## What is being asked
Gather each line of the entries below that includes "Usage".

■ ■ ■ ■

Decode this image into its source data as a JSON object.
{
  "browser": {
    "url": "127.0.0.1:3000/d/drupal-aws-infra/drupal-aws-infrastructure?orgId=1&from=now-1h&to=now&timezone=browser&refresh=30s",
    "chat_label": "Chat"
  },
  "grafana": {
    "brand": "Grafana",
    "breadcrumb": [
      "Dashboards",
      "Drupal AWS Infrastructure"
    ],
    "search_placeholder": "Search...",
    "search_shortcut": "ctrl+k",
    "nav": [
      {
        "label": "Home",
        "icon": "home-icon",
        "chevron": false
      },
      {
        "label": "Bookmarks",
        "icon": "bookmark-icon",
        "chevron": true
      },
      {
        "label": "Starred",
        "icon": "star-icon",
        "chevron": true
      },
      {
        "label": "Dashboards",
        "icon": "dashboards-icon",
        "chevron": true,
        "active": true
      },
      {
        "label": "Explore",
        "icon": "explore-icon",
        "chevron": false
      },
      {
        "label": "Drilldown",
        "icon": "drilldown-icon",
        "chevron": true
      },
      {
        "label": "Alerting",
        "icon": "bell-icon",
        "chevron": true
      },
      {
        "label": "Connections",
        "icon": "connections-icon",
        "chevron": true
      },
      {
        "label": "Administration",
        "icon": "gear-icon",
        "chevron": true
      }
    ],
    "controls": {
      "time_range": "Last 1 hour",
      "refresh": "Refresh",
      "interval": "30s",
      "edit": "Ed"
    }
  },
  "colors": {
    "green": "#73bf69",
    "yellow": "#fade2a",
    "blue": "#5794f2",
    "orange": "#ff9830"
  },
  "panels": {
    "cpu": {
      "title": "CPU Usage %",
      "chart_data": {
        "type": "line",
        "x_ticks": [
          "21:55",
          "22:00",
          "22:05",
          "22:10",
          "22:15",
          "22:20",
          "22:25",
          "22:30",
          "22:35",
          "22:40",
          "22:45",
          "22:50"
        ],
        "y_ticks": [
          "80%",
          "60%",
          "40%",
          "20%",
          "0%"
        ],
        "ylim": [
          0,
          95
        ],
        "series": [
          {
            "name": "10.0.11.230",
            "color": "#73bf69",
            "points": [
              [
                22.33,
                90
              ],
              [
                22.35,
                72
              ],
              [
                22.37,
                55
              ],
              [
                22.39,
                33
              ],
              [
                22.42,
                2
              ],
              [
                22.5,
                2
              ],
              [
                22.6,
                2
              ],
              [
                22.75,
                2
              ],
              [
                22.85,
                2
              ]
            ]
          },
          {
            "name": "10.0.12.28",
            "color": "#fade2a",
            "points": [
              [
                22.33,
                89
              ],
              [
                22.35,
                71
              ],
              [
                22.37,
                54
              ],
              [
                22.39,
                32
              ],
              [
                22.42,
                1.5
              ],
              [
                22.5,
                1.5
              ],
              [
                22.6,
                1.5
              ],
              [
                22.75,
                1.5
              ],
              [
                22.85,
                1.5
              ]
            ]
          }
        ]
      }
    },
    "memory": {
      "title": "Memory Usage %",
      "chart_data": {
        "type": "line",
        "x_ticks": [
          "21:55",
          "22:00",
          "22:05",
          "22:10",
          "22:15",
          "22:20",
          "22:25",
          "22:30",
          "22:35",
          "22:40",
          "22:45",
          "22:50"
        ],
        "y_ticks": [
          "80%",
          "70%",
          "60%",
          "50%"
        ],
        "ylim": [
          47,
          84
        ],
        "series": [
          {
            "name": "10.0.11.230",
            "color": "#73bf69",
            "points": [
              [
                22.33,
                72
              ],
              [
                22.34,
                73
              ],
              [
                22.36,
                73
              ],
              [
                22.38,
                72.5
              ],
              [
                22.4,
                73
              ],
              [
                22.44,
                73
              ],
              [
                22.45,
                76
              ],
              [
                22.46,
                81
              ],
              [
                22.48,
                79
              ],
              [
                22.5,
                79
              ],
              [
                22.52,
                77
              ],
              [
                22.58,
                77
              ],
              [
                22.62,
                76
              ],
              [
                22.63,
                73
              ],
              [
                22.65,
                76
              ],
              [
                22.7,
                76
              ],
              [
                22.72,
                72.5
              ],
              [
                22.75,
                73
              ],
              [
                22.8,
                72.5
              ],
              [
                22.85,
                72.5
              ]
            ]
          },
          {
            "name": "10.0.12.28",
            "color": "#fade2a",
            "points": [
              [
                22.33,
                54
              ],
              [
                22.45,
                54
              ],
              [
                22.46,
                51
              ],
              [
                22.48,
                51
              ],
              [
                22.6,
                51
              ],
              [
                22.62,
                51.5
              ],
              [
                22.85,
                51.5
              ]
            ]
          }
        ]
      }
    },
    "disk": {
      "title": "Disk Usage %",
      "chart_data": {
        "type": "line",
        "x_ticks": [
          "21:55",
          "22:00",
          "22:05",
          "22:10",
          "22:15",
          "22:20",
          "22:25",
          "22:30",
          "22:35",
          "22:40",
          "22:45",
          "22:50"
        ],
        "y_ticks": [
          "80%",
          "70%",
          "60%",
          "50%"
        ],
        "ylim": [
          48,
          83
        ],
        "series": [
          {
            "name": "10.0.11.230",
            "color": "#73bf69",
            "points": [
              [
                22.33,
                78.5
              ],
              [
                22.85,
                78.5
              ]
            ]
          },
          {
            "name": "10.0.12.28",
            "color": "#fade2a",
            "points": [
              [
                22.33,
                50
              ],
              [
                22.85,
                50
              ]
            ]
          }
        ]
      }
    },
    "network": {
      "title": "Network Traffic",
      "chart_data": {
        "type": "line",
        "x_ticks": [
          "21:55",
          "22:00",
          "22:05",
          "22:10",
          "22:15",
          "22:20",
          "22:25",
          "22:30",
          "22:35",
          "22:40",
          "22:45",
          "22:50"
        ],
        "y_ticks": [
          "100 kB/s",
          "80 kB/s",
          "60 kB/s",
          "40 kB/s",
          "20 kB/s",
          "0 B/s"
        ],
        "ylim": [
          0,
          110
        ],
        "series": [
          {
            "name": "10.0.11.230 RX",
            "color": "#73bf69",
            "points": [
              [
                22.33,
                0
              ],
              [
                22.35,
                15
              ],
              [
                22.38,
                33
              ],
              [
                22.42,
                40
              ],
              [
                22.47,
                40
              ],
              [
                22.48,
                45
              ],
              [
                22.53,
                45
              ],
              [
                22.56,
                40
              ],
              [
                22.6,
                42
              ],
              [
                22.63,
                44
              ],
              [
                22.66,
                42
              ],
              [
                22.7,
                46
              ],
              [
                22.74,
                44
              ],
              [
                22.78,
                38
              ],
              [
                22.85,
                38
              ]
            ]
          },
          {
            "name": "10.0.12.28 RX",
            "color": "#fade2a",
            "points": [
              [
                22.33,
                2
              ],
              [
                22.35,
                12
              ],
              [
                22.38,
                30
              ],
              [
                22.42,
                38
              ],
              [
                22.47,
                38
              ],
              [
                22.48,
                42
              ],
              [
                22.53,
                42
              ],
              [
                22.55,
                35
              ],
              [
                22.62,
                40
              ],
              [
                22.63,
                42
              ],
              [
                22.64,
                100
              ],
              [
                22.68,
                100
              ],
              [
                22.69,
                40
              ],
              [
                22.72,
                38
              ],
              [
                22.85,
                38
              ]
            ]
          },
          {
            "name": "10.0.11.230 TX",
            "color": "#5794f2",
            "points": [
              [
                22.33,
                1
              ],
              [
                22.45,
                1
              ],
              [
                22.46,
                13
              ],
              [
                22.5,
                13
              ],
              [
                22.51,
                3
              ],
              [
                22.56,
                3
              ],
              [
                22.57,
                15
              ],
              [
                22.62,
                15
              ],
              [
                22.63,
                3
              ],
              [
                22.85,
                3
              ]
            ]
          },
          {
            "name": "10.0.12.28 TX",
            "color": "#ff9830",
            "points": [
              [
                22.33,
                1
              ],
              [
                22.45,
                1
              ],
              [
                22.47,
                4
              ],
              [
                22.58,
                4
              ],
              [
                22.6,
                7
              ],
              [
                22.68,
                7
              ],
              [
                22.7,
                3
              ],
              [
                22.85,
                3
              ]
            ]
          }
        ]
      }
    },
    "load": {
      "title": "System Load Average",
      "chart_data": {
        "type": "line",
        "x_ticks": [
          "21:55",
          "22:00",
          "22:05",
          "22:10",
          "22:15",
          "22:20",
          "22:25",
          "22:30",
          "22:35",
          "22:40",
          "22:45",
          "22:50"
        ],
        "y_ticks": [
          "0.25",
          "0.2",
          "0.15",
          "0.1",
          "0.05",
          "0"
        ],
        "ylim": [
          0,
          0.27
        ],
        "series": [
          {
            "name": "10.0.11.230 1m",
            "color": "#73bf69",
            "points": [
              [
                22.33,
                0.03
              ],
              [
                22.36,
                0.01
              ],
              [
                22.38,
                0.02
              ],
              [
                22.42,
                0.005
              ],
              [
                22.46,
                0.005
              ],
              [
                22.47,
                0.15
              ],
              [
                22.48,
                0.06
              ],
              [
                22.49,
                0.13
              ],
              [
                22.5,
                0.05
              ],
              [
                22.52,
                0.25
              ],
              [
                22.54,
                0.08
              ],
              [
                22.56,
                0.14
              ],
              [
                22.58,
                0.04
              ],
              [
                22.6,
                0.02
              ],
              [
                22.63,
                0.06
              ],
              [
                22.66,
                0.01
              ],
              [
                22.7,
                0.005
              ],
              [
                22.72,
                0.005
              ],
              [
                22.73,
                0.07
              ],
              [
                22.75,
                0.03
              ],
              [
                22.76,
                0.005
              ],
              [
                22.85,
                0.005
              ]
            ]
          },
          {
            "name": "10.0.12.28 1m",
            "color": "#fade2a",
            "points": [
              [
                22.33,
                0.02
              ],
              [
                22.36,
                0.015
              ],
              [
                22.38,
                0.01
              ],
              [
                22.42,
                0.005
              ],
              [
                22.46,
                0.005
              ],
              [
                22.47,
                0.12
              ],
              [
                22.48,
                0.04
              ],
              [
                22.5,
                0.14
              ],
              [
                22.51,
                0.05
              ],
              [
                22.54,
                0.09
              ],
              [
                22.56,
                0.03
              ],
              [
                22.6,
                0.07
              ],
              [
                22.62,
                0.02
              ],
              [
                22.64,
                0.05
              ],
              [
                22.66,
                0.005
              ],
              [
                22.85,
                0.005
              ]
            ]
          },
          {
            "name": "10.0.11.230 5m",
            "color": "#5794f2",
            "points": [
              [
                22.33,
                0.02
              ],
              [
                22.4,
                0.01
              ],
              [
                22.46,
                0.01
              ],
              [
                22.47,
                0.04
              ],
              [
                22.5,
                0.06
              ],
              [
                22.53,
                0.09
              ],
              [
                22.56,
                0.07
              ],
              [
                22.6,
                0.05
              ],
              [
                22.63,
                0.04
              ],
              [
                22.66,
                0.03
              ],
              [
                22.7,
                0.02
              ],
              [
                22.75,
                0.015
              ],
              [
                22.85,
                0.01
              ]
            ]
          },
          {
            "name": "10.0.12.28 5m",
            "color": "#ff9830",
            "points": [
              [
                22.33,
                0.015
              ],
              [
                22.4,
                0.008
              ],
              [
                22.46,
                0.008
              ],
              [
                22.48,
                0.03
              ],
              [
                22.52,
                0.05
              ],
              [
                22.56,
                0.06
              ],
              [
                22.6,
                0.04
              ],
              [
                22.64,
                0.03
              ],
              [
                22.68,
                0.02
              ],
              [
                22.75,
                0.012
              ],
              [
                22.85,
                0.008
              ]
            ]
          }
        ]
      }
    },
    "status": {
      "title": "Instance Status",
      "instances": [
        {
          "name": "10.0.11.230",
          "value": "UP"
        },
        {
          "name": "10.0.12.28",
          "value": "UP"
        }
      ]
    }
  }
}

■ ■ ■ ■

## Result of this task
      "title": "CPU Usage %",
      "title": "Memory Usage %",
      "title": "Disk Usage %",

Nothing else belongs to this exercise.